» Directions:
Only lines containing the string "Listerin" belong in the answer; copy all of them from the entries.

____________________

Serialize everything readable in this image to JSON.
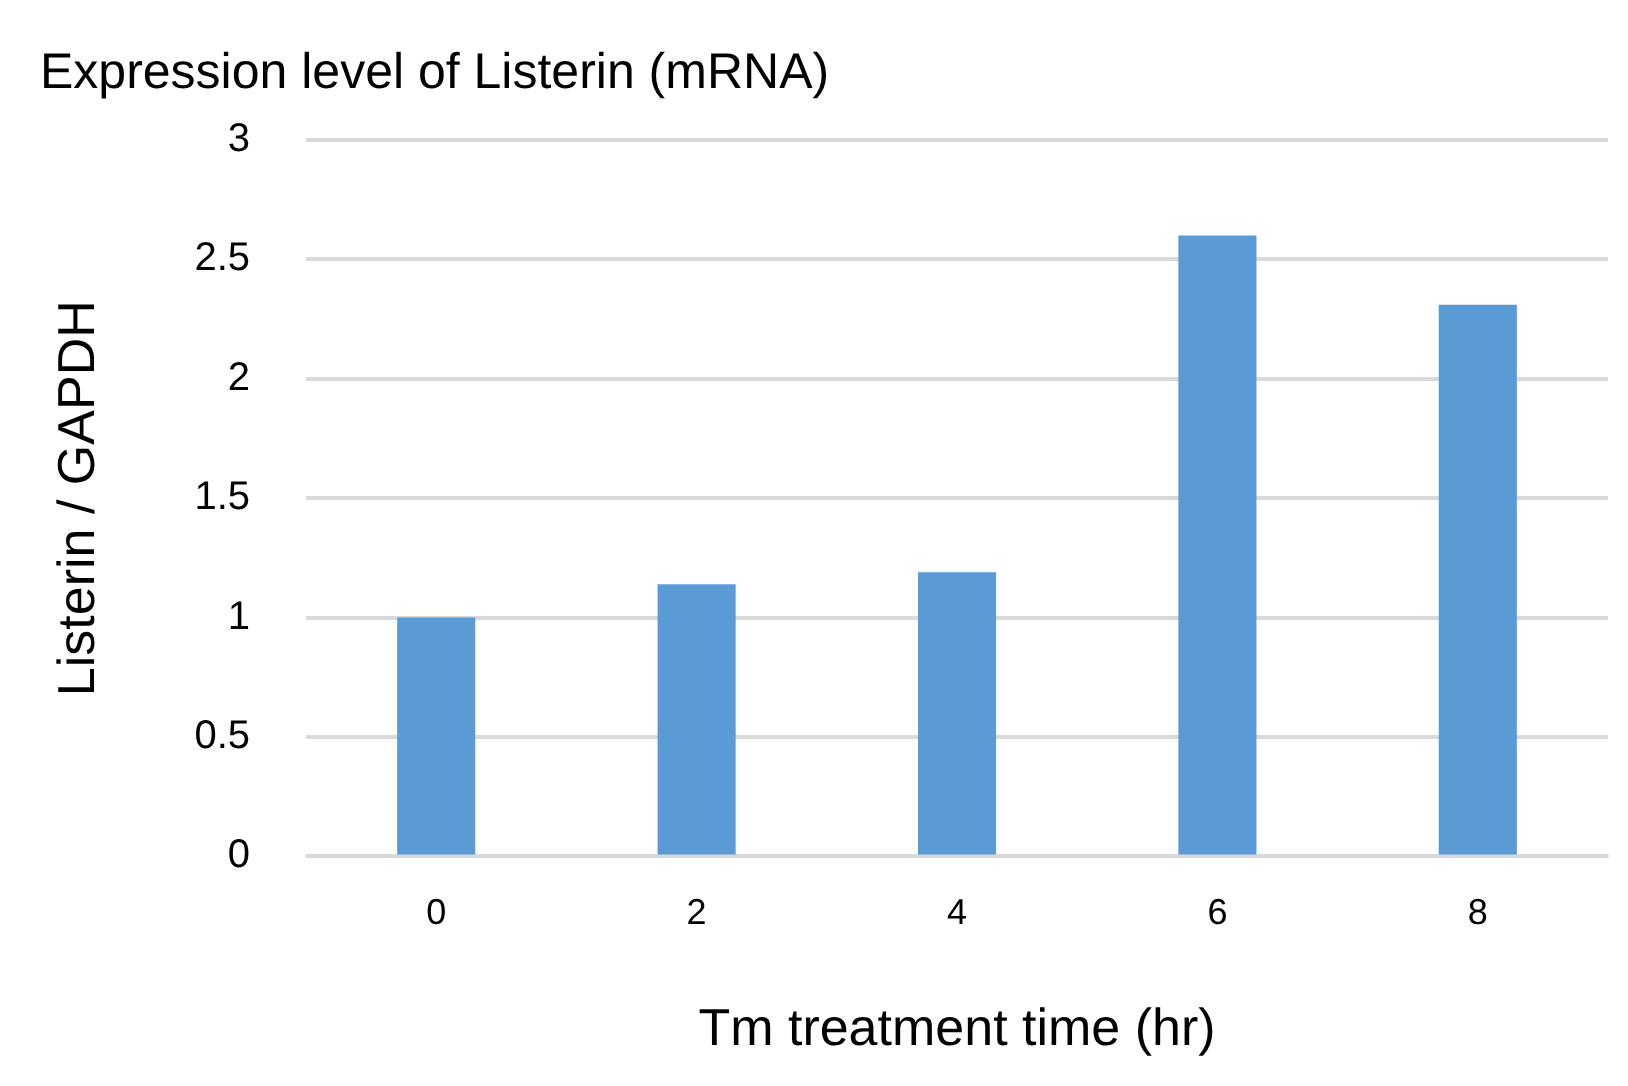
{
  "chart_data": {
    "type": "bar",
    "title": "Expression level of Listerin (mRNA)",
    "xlabel": "Tm treatment time (hr)",
    "ylabel": "Listerin / GAPDH",
    "categories": [
      "0",
      "2",
      "4",
      "6",
      "8"
    ],
    "values": [
      1.0,
      1.14,
      1.19,
      2.6,
      2.31
    ],
    "color": "#5b9bd5",
    "ylim": [
      0,
      3
    ],
    "yticks": [
      0,
      0.5,
      1,
      1.5,
      2,
      2.5,
      3
    ],
    "grid": "y",
    "legend": false
  }
}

____________________

» Answer below:
    "title": "Expression level of Listerin (mRNA)",
    "ylabel": "Listerin / GAPDH",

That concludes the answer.